■ Material provided:
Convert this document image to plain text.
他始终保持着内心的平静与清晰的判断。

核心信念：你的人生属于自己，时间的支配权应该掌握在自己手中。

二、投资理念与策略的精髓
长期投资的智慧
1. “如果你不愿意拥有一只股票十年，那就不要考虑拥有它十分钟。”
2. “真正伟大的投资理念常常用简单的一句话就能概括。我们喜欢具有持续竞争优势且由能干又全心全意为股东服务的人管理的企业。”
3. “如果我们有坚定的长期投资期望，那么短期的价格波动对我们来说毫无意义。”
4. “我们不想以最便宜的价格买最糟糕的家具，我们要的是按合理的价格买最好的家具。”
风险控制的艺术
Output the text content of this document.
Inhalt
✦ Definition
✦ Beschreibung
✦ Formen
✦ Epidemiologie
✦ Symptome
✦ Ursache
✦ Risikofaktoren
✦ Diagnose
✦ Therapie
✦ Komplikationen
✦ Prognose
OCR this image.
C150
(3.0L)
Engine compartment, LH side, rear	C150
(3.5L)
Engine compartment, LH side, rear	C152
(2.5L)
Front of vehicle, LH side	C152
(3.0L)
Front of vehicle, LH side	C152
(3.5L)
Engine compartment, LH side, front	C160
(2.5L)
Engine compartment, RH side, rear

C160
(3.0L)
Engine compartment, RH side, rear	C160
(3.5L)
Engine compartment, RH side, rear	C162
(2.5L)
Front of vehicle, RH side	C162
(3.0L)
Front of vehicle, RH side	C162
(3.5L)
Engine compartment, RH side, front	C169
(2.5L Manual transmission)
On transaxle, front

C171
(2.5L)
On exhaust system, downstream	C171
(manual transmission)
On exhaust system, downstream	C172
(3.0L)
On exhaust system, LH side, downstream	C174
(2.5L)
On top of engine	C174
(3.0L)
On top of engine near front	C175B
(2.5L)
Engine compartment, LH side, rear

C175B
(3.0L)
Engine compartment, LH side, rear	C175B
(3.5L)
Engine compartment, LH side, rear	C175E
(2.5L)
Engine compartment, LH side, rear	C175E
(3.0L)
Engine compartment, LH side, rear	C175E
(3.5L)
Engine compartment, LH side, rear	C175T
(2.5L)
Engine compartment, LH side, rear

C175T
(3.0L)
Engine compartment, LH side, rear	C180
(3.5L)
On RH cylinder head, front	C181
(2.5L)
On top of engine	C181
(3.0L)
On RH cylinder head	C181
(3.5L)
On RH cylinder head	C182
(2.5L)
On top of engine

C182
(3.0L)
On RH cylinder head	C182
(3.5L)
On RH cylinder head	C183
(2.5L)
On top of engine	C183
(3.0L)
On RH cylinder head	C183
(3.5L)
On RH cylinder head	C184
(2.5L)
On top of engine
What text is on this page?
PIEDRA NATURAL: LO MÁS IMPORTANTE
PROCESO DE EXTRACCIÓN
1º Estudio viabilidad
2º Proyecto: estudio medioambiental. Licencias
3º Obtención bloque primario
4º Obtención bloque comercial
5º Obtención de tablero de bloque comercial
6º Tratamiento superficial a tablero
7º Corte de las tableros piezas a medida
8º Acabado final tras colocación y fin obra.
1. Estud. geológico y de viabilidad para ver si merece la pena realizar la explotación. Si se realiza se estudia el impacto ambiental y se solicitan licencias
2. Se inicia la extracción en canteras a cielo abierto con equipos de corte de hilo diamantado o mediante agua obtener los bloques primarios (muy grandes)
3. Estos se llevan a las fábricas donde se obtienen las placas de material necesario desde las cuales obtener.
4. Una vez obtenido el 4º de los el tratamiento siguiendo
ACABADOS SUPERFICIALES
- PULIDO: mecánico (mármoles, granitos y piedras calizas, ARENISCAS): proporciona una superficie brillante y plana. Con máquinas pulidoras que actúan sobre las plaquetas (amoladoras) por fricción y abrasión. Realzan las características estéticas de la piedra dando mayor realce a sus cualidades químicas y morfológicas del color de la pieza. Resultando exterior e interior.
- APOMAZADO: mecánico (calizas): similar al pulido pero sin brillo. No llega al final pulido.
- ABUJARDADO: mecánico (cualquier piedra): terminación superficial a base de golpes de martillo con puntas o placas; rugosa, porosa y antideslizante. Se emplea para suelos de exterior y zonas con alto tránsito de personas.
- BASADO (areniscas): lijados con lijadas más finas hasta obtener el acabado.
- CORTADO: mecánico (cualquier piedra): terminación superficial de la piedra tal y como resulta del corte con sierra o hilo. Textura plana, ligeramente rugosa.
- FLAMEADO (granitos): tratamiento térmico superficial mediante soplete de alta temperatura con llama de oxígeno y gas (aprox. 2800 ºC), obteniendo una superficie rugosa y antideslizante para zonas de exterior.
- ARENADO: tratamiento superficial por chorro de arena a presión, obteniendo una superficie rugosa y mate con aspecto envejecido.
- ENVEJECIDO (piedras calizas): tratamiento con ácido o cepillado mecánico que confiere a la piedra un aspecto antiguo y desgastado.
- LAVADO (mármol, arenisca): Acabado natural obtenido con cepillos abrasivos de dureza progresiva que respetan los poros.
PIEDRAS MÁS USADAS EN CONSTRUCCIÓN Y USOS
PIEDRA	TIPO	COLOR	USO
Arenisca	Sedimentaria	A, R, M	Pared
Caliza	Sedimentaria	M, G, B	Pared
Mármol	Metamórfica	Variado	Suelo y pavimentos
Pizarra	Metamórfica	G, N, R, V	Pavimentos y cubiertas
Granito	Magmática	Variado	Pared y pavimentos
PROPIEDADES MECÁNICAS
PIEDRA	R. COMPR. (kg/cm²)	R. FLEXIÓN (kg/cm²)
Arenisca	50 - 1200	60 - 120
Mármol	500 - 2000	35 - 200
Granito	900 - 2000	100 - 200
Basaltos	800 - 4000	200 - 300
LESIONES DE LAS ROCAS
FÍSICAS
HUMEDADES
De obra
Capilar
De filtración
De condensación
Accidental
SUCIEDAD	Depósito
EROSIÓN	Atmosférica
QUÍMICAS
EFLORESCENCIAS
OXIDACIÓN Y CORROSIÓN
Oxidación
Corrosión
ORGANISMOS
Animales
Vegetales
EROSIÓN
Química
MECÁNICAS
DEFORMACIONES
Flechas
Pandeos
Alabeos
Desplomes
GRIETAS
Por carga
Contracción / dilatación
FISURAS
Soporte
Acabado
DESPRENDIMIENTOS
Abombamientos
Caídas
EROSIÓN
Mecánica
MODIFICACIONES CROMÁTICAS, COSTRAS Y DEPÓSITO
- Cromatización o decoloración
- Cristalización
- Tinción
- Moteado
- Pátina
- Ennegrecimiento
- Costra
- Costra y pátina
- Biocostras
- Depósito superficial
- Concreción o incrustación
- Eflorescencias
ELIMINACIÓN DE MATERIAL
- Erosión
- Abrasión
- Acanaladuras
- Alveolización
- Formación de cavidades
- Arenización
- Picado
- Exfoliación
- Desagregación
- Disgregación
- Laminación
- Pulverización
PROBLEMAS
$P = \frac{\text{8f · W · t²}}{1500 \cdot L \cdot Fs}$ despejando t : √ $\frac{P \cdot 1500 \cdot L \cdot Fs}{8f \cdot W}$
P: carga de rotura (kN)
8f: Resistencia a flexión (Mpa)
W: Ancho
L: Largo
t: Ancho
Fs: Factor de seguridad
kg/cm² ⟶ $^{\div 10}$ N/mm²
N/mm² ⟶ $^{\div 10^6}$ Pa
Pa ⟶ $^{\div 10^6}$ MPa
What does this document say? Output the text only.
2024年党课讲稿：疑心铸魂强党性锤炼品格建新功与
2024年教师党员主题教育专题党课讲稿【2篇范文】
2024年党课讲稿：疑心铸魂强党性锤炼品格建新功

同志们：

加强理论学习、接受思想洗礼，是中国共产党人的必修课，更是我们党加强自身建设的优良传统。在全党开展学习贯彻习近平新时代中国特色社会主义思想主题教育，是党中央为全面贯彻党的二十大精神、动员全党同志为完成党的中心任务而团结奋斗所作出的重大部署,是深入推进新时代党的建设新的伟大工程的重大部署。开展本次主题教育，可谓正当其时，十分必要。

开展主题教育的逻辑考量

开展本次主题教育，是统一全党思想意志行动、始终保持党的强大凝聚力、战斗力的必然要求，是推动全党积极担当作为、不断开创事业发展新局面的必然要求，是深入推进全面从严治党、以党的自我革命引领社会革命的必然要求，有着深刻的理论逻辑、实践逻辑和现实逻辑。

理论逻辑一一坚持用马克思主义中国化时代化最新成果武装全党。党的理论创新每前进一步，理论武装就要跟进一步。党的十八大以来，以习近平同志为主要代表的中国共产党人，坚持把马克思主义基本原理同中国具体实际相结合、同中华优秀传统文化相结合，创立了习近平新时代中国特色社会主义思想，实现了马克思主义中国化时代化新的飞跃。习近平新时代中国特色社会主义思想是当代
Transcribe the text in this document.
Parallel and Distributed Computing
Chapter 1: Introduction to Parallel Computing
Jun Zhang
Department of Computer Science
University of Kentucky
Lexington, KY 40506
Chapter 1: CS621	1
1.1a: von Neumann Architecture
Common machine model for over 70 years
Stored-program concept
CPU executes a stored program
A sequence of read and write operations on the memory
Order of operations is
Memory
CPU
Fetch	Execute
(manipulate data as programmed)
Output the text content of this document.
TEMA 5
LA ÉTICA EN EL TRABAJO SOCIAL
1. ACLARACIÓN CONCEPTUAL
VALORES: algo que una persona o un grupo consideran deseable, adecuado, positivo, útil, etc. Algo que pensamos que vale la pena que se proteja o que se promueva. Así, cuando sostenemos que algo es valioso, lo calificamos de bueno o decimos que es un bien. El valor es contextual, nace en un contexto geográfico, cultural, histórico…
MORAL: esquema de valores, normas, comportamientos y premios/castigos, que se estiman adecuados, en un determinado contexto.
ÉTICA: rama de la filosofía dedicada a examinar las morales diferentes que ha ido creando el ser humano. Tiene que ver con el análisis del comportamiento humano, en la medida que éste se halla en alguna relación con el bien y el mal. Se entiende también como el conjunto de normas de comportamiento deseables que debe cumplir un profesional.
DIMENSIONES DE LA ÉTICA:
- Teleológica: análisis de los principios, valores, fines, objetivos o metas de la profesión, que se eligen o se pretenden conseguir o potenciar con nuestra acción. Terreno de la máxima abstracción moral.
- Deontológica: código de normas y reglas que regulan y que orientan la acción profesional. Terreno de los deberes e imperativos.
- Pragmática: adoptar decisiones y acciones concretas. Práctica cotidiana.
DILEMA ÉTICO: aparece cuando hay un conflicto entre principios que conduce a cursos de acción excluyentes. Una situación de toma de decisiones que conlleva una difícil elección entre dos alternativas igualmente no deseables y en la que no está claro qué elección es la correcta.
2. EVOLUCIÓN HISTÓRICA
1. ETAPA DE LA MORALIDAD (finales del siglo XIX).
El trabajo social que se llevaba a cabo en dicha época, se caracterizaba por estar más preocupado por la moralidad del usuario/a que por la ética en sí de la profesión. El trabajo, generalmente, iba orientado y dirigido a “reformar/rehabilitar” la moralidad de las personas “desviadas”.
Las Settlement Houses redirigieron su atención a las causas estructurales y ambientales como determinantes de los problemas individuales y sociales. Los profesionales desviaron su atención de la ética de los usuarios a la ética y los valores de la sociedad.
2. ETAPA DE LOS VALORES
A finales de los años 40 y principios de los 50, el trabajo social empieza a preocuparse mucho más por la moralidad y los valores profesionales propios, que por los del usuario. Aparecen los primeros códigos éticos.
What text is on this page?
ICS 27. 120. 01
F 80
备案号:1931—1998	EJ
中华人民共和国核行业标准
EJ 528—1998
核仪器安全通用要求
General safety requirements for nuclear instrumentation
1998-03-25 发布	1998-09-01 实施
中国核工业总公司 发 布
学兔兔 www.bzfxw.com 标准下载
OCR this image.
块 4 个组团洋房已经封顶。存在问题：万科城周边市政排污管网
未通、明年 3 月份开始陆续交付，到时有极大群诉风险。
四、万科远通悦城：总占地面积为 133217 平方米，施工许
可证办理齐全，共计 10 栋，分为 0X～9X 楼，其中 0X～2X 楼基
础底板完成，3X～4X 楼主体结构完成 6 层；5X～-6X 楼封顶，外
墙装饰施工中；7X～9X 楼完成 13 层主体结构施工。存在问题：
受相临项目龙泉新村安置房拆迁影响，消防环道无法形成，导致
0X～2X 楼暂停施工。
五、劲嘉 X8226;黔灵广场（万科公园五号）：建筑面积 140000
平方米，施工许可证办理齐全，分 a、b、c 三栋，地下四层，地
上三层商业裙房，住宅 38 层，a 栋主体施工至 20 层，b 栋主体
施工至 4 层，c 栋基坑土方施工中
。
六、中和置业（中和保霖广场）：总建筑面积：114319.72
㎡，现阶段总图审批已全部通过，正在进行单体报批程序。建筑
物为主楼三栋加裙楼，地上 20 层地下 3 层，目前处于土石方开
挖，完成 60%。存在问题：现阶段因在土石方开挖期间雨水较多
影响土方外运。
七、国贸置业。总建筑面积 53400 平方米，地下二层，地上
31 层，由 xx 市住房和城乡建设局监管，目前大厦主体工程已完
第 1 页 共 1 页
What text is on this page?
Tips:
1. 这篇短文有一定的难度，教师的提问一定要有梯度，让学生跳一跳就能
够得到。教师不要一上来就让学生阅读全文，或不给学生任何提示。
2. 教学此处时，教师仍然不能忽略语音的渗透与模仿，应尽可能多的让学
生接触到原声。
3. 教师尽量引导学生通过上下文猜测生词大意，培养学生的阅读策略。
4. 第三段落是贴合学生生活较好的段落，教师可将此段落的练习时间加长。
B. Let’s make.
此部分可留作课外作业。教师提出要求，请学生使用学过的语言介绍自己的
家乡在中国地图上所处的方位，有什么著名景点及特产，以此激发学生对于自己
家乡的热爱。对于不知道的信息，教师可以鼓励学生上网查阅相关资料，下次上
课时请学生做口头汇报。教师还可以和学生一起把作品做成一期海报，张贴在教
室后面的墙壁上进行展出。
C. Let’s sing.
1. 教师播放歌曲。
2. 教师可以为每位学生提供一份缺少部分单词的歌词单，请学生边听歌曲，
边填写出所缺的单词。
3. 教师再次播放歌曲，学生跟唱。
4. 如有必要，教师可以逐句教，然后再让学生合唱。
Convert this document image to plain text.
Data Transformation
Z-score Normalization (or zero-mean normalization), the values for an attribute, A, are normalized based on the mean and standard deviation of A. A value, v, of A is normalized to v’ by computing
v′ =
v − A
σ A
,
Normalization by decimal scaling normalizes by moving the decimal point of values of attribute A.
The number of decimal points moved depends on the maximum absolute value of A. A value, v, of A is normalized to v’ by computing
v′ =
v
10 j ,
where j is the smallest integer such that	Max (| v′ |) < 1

■ Objective:
Copy each line of the preceding data that contains the string "开展本次主题教育".

■ Reply:
加强理论学习、接受思想洗礼，是中国共产党人的必修课，更是我们党加强自身建设的优良传统。在全党开展学习贯彻习近平新时代中国特色社会主义思想主题教育，是党中央为全面贯彻党的二十大精神、动员全党同志为完成党的中心任务而团结奋斗所作出的重大部署,是深入推进新时代党的建设新的伟大工程的重大部署。开展本次主题教育，可谓正当其时，十分必要。
开展本次主题教育，是统一全党思想意志行动、始终保持党的强大凝聚力、战斗力的必然要求，是推动全党积极担当作为、不断开创事业发展新局面的必然要求，是深入推进全面从严治党、以党的自我革命引领社会革命的必然要求，有着深刻的理论逻辑、实践逻辑和现实逻辑。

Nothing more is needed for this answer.